:: THE TASK ::
Will you transcribe the entries that follow, exactly and in full?

:: SUPPLIED RECORDS ::
::::::
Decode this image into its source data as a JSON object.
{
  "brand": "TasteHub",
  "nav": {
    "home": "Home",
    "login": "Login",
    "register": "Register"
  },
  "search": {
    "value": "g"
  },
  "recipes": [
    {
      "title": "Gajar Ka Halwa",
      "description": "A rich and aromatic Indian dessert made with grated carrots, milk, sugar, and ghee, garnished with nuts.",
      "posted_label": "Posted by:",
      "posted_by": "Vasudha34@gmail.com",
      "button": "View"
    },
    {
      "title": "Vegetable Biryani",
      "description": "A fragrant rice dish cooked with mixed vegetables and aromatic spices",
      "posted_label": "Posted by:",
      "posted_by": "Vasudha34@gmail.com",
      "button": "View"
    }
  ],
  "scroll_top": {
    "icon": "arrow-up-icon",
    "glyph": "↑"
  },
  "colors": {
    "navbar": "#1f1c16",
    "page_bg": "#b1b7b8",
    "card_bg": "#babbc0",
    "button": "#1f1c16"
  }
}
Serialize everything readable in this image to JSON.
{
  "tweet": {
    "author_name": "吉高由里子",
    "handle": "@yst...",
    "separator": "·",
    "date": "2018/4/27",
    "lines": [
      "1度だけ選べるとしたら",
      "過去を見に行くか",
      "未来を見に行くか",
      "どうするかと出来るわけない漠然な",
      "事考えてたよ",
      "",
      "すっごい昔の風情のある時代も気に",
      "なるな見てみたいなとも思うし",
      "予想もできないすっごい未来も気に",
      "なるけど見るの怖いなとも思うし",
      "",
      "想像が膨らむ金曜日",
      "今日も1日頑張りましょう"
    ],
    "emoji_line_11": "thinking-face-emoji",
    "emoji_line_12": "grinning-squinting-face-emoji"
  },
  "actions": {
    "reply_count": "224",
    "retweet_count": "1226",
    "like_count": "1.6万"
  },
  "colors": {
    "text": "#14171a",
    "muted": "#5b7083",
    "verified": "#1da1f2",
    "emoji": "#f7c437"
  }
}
::::::
:: EXERCISE RESPONSE ::
Decode this image into its source data as a JSON object.
{
  "brand": "TasteHub",
  "nav": {
    "home": "Home",
    "login": "Login",
    "register": "Register"
  },
  "search": {
    "value": "g"
  },
  "recipes": [
    {
      "title": "Gajar Ka Halwa",
      "description": "A rich and aromatic Indian dessert made with grated carrots, milk, sugar, and ghee, garnished with nuts.",
      "posted_label": "Posted by:",
      "posted_by": "Vasudha34@gmail.com",
      "button": "View"
    },
    {
      "title": "Vegetable Biryani",
      "description": "A fragrant rice dish cooked with mixed vegetables and aromatic spices",
      "posted_label": "Posted by:",
      "posted_by": "Vasudha34@gmail.com",
      "button": "View"
    }
  ],
  "scroll_top": {
    "icon": "arrow-up-icon",
    "glyph": "↑"
  },
  "colors": {
    "navbar": "#1f1c16",
    "page_bg": "#b1b7b8",
    "card_bg": "#babbc0",
    "button": "#1f1c16"
  }
}
Serialize everything readable in this image to JSON.
{
  "tweet": {
    "author_name": "吉高由里子",
    "handle": "@yst...",
    "separator": "·",
    "date": "2018/4/27",
    "lines": [
      "1度だけ選べるとしたら",
      "過去を見に行くか",
      "未来を見に行くか",
      "どうするかと出来るわけない漠然な",
      "事考えてたよ",
      "",
      "すっごい昔の風情のある時代も気に",
      "なるな見てみたいなとも思うし",
      "予想もできないすっごい未来も気に",
      "なるけど見るの怖いなとも思うし",
      "",
      "想像が膨らむ金曜日",
      "今日も1日頑張りましょう"
    ],
    "emoji_line_11": "thinking-face-emoji",
    "emoji_line_12": "grinning-squinting-face-emoji"
  },
  "actions": {
    "reply_count": "224",
    "retweet_count": "1226",
    "like_count": "1.6万"
  },
  "colors": {
    "text": "#14171a",
    "muted": "#5b7083",
    "verified": "#1da1f2",
    "emoji": "#f7c437"
  }
}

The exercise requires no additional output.